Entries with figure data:
= = = = =

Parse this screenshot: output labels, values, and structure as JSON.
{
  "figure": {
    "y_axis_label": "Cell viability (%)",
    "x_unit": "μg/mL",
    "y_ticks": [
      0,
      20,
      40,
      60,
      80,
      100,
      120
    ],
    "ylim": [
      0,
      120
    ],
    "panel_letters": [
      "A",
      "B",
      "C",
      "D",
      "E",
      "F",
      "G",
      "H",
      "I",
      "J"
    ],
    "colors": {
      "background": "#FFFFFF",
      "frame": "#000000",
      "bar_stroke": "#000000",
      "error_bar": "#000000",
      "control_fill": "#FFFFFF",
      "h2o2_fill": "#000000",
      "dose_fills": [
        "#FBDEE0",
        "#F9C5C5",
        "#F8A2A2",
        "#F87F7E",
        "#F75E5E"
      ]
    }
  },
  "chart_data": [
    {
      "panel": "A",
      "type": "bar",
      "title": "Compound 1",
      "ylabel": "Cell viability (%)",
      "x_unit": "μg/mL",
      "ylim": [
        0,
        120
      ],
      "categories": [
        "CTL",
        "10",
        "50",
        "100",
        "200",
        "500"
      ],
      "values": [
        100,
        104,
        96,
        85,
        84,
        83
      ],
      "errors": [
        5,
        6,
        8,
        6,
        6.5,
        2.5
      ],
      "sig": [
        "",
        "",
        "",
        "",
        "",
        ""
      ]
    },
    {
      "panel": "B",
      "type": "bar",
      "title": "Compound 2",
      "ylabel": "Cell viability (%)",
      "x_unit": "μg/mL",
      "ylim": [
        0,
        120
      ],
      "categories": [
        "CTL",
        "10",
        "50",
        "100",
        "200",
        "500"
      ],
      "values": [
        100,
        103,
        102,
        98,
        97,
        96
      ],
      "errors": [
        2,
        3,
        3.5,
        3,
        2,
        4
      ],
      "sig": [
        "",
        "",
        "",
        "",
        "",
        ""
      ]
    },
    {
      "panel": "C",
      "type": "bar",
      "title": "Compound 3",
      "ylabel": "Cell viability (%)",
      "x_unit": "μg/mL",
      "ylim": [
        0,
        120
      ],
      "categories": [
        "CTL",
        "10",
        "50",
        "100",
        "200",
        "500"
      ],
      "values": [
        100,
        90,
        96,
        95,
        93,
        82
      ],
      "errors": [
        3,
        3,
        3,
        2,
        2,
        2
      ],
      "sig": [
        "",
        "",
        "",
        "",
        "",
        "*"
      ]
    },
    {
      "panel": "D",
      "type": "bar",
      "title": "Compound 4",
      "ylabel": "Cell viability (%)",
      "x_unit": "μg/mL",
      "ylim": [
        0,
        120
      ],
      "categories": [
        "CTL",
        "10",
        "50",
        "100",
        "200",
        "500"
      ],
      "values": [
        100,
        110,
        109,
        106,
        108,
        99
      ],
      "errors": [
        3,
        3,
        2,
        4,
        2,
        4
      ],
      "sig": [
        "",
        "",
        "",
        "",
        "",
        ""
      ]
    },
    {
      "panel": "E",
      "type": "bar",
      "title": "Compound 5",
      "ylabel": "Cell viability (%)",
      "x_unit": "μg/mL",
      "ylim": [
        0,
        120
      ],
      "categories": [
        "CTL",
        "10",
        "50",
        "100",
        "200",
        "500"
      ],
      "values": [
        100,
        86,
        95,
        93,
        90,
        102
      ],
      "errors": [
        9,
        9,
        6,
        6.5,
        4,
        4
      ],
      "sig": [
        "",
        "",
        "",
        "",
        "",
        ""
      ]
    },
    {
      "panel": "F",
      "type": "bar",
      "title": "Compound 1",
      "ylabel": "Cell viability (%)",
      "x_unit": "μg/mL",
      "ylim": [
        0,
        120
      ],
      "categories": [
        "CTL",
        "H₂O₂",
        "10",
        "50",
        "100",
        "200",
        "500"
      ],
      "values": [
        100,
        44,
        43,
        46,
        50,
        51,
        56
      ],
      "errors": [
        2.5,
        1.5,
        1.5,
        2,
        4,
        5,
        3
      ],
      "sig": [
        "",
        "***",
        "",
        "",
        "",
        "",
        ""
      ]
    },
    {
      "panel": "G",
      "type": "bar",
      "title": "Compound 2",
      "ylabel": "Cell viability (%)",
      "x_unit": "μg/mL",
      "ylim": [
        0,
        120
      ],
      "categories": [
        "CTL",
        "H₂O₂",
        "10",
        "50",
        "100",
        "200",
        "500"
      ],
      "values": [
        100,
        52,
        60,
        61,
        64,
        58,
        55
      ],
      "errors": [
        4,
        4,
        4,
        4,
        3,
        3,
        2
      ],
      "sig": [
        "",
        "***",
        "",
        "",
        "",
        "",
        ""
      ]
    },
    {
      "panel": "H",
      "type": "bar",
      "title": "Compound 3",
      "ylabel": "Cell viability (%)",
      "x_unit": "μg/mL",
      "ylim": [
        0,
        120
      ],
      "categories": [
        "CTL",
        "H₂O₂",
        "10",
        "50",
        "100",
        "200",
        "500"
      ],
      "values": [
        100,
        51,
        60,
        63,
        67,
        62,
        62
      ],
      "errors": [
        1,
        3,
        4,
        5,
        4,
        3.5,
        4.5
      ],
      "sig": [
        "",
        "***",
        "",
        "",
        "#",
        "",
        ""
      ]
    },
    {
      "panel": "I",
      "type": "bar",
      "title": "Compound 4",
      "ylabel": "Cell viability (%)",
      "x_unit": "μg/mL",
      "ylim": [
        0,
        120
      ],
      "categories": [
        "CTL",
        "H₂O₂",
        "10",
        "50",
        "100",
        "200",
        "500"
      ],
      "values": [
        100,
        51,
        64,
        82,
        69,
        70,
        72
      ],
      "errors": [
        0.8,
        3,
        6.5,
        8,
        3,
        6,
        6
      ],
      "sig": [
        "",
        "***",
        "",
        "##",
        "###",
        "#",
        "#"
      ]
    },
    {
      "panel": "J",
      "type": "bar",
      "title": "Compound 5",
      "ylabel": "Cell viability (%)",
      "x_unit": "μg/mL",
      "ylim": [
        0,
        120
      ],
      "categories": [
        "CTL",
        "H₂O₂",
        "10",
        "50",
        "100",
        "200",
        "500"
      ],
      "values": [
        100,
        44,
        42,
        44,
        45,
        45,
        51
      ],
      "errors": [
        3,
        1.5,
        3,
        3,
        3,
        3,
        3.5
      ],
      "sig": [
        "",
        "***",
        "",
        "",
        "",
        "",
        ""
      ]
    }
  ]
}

= = = = =

What needs to be done — Return the whole listing exactly, with every line included.

Response to this exercise —
Parse this screenshot: output labels, values, and structure as JSON.
{
  "figure": {
    "y_axis_label": "Cell viability (%)",
    "x_unit": "μg/mL",
    "y_ticks": [
      0,
      20,
      40,
      60,
      80,
      100,
      120
    ],
    "ylim": [
      0,
      120
    ],
    "panel_letters": [
      "A",
      "B",
      "C",
      "D",
      "E",
      "F",
      "G",
      "H",
      "I",
      "J"
    ],
    "colors": {
      "background": "#FFFFFF",
      "frame": "#000000",
      "bar_stroke": "#000000",
      "error_bar": "#000000",
      "control_fill": "#FFFFFF",
      "h2o2_fill": "#000000",
      "dose_fills": [
        "#FBDEE0",
        "#F9C5C5",
        "#F8A2A2",
        "#F87F7E",
        "#F75E5E"
      ]
    }
  },
  "chart_data": [
    {
      "panel": "A",
      "type": "bar",
      "title": "Compound 1",
      "ylabel": "Cell viability (%)",
      "x_unit": "μg/mL",
      "ylim": [
        0,
        120
      ],
      "categories": [
        "CTL",
        "10",
        "50",
        "100",
        "200",
        "500"
      ],
      "values": [
        100,
        104,
        96,
        85,
        84,
        83
      ],
      "errors": [
        5,
        6,
        8,
        6,
        6.5,
        2.5
      ],
      "sig": [
        "",
        "",
        "",
        "",
        "",
        ""
      ]
    },
    {
      "panel": "B",
      "type": "bar",
      "title": "Compound 2",
      "ylabel": "Cell viability (%)",
      "x_unit": "μg/mL",
      "ylim": [
        0,
        120
      ],
      "categories": [
        "CTL",
        "10",
        "50",
        "100",
        "200",
        "500"
      ],
      "values": [
        100,
        103,
        102,
        98,
        97,
        96
      ],
      "errors": [
        2,
        3,
        3.5,
        3,
        2,
        4
      ],
      "sig": [
        "",
        "",
        "",
        "",
        "",
        ""
      ]
    },
    {
      "panel": "C",
      "type": "bar",
      "title": "Compound 3",
      "ylabel": "Cell viability (%)",
      "x_unit": "μg/mL",
      "ylim": [
        0,
        120
      ],
      "categories": [
        "CTL",
        "10",
        "50",
        "100",
        "200",
        "500"
      ],
      "values": [
        100,
        90,
        96,
        95,
        93,
        82
      ],
      "errors": [
        3,
        3,
        3,
        2,
        2,
        2
      ],
      "sig": [
        "",
        "",
        "",
        "",
        "",
        "*"
      ]
    },
    {
      "panel": "D",
      "type": "bar",
      "title": "Compound 4",
      "ylabel": "Cell viability (%)",
      "x_unit": "μg/mL",
      "ylim": [
        0,
        120
      ],
      "categories": [
        "CTL",
        "10",
        "50",
        "100",
        "200",
        "500"
      ],
      "values": [
        100,
        110,
        109,
        106,
        108,
        99
      ],
      "errors": [
        3,
        3,
        2,
        4,
        2,
        4
      ],
      "sig": [
        "",
        "",
        "",
        "",
        "",
        ""
      ]
    },
    {
      "panel": "E",
      "type": "bar",
      "title": "Compound 5",
      "ylabel": "Cell viability (%)",
      "x_unit": "μg/mL",
      "ylim": [
        0,
        120
      ],
      "categories": [
        "CTL",
        "10",
        "50",
        "100",
        "200",
        "500"
      ],
      "values": [
        100,
        86,
        95,
        93,
        90,
        102
      ],
      "errors": [
        9,
        9,
        6,
        6.5,
        4,
        4
      ],
      "sig": [
        "",
        "",
        "",
        "",
        "",
        ""
      ]
    },
    {
      "panel": "F",
      "type": "bar",
      "title": "Compound 1",
      "ylabel": "Cell viability (%)",
      "x_unit": "μg/mL",
      "ylim": [
        0,
        120
      ],
      "categories": [
        "CTL",
        "H₂O₂",
        "10",
        "50",
        "100",
        "200",
        "500"
      ],
      "values": [
        100,
        44,
        43,
        46,
        50,
        51,
        56
      ],
      "errors": [
        2.5,
        1.5,
        1.5,
        2,
        4,
        5,
        3
      ],
      "sig": [
        "",
        "***",
        "",
        "",
        "",
        "",
        ""
      ]
    },
    {
      "panel": "G",
      "type": "bar",
      "title": "Compound 2",
      "ylabel": "Cell viability (%)",
      "x_unit": "μg/mL",
      "ylim": [
        0,
        120
      ],
      "categories": [
        "CTL",
        "H₂O₂",
        "10",
        "50",
        "100",
        "200",
        "500"
      ],
      "values": [
        100,
        52,
        60,
        61,
        64,
        58,
        55
      ],
      "errors": [
        4,
        4,
        4,
        4,
        3,
        3,
        2
      ],
      "sig": [
        "",
        "***",
        "",
        "",
        "",
        "",
        ""
      ]
    },
    {
      "panel": "H",
      "type": "bar",
      "title": "Compound 3",
      "ylabel": "Cell viability (%)",
      "x_unit": "μg/mL",
      "ylim": [
        0,
        120
      ],
      "categories": [
        "CTL",
        "H₂O₂",
        "10",
        "50",
        "100",
        "200",
        "500"
      ],
      "values": [
        100,
        51,
        60,
        63,
        67,
        62,
        62
      ],
      "errors": [
        1,
        3,
        4,
        5,
        4,
        3.5,
        4.5
      ],
      "sig": [
        "",
        "***",
        "",
        "",
        "#",
        "",
        ""
      ]
    },
    {
      "panel": "I",
      "type": "bar",
      "title": "Compound 4",
      "ylabel": "Cell viability (%)",
      "x_unit": "μg/mL",
      "ylim": [
        0,
        120
      ],
      "categories": [
        "CTL",
        "H₂O₂",
        "10",
        "50",
        "100",
        "200",
        "500"
      ],
      "values": [
        100,
        51,
        64,
        82,
        69,
        70,
        72
      ],
      "errors": [
        0.8,
        3,
        6.5,
        8,
        3,
        6,
        6
      ],
      "sig": [
        "",
        "***",
        "",
        "##",
        "###",
        "#",
        "#"
      ]
    },
    {
      "panel": "J",
      "type": "bar",
      "title": "Compound 5",
      "ylabel": "Cell viability (%)",
      "x_unit": "μg/mL",
      "ylim": [
        0,
        120
      ],
      "categories": [
        "CTL",
        "H₂O₂",
        "10",
        "50",
        "100",
        "200",
        "500"
      ],
      "values": [
        100,
        44,
        42,
        44,
        45,
        45,
        51
      ],
      "errors": [
        3,
        1.5,
        3,
        3,
        3,
        3,
        3.5
      ],
      "sig": [
        "",
        "***",
        "",
        "",
        "",
        "",
        ""
      ]
    }
  ]
}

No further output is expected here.